**Stated goal:** Restate the listing below word for word, omitting any images.

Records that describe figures

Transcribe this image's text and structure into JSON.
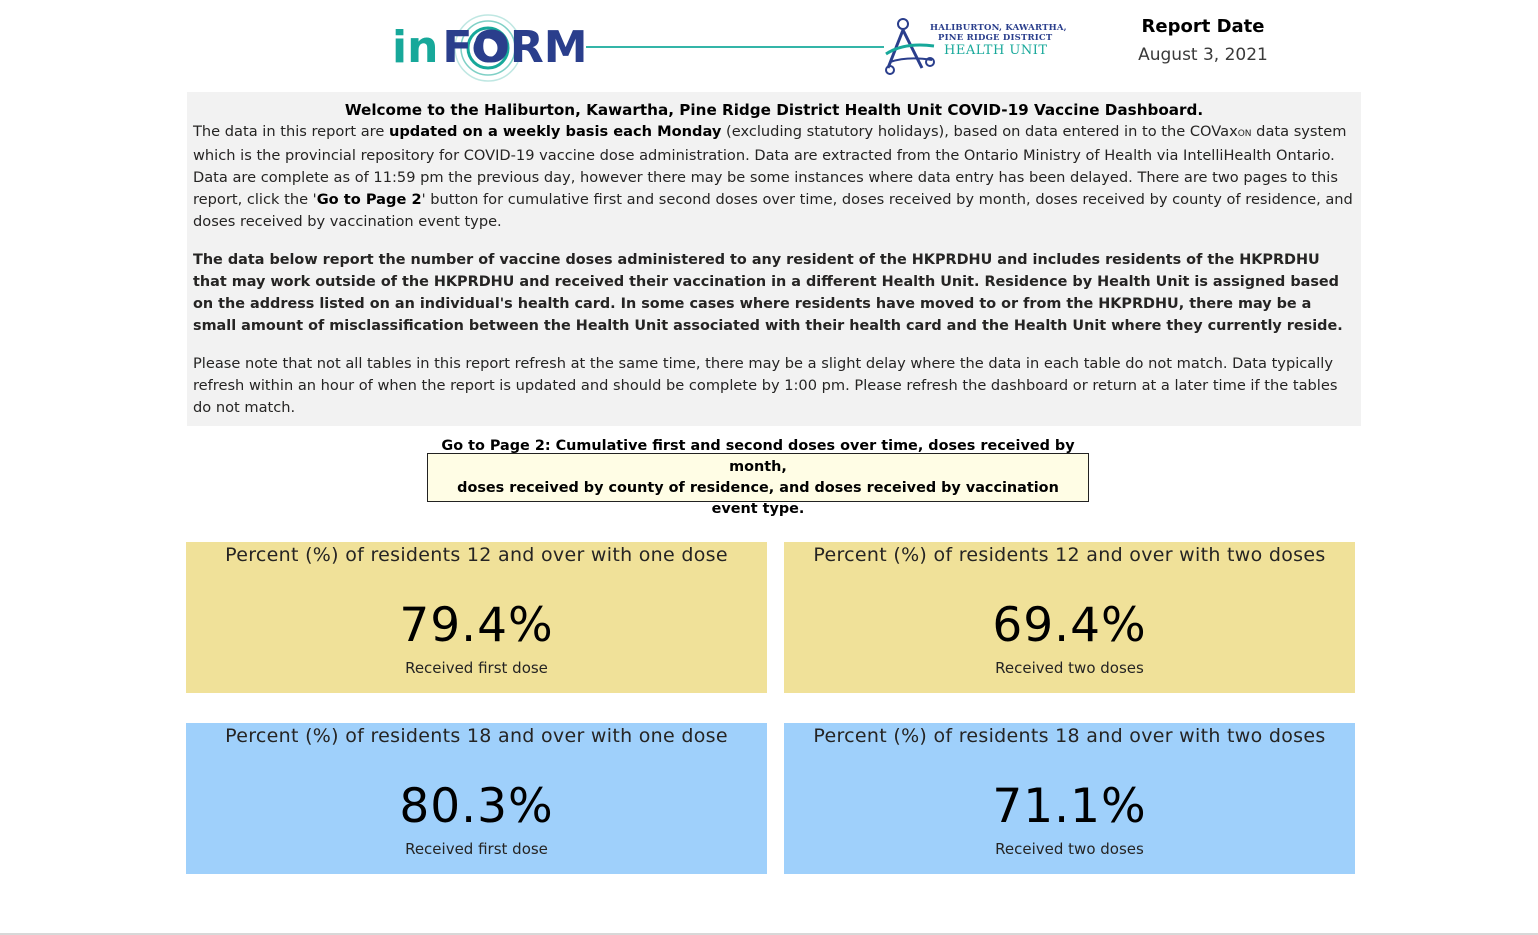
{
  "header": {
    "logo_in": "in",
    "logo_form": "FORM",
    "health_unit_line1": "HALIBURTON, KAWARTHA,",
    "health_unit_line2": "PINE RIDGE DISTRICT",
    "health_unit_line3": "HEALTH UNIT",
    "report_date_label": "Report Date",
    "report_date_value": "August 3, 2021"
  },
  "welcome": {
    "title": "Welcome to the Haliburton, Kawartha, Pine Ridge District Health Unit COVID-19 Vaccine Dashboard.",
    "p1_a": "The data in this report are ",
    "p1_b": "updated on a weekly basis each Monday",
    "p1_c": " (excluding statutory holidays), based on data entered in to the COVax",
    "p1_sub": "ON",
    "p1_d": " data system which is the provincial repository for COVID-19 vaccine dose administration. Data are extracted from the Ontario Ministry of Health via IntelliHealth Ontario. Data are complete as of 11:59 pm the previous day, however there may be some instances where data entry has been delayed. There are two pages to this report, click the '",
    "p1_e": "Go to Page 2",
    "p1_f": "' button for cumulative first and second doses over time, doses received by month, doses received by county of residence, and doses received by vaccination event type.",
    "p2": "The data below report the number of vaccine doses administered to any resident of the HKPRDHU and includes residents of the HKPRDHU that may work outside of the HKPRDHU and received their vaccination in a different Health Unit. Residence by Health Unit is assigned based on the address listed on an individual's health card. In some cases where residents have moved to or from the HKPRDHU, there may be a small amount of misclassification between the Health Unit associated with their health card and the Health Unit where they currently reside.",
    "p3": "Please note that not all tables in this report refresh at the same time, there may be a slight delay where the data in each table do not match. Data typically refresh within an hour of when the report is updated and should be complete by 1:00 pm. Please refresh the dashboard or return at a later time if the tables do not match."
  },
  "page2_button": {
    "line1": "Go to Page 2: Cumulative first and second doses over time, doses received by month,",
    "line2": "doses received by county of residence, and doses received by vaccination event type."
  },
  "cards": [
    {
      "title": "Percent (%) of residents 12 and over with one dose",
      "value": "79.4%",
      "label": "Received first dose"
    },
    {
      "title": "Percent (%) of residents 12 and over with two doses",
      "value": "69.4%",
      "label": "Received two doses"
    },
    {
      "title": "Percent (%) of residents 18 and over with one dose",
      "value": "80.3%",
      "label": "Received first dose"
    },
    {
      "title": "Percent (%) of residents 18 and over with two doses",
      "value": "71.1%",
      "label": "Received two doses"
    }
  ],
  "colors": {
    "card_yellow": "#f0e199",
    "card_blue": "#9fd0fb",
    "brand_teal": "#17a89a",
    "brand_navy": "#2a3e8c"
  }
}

**Worked answer:**
Transcribe this image's text and structure into JSON.
{
  "header": {
    "logo_in": "in",
    "logo_form": "FORM",
    "health_unit_line1": "HALIBURTON, KAWARTHA,",
    "health_unit_line2": "PINE RIDGE DISTRICT",
    "health_unit_line3": "HEALTH UNIT",
    "report_date_label": "Report Date",
    "report_date_value": "August 3, 2021"
  },
  "welcome": {
    "title": "Welcome to the Haliburton, Kawartha, Pine Ridge District Health Unit COVID-19 Vaccine Dashboard.",
    "p1_a": "The data in this report are ",
    "p1_b": "updated on a weekly basis each Monday",
    "p1_c": " (excluding statutory holidays), based on data entered in to the COVax",
    "p1_sub": "ON",
    "p1_d": " data system which is the provincial repository for COVID-19 vaccine dose administration. Data are extracted from the Ontario Ministry of Health via IntelliHealth Ontario. Data are complete as of 11:59 pm the previous day, however there may be some instances where data entry has been delayed. There are two pages to this report, click the '",
    "p1_e": "Go to Page 2",
    "p1_f": "' button for cumulative first and second doses over time, doses received by month, doses received by county of residence, and doses received by vaccination event type.",
    "p2": "The data below report the number of vaccine doses administered to any resident of the HKPRDHU and includes residents of the HKPRDHU that may work outside of the HKPRDHU and received their vaccination in a different Health Unit. Residence by Health Unit is assigned based on the address listed on an individual's health card. In some cases where residents have moved to or from the HKPRDHU, there may be a small amount of misclassification between the Health Unit associated with their health card and the Health Unit where they currently reside.",
    "p3": "Please note that not all tables in this report refresh at the same time, there may be a slight delay where the data in each table do not match. Data typically refresh within an hour of when the report is updated and should be complete by 1:00 pm. Please refresh the dashboard or return at a later time if the tables do not match."
  },
  "page2_button": {
    "line1": "Go to Page 2: Cumulative first and second doses over time, doses received by month,",
    "line2": "doses received by county of residence, and doses received by vaccination event type."
  },
  "cards": [
    {
      "title": "Percent (%) of residents 12 and over with one dose",
      "value": "79.4%",
      "label": "Received first dose"
    },
    {
      "title": "Percent (%) of residents 12 and over with two doses",
      "value": "69.4%",
      "label": "Received two doses"
    },
    {
      "title": "Percent (%) of residents 18 and over with one dose",
      "value": "80.3%",
      "label": "Received first dose"
    },
    {
      "title": "Percent (%) of residents 18 and over with two doses",
      "value": "71.1%",
      "label": "Received two doses"
    }
  ],
  "colors": {
    "card_yellow": "#f0e199",
    "card_blue": "#9fd0fb",
    "brand_teal": "#17a89a",
    "brand_navy": "#2a3e8c"
  }
}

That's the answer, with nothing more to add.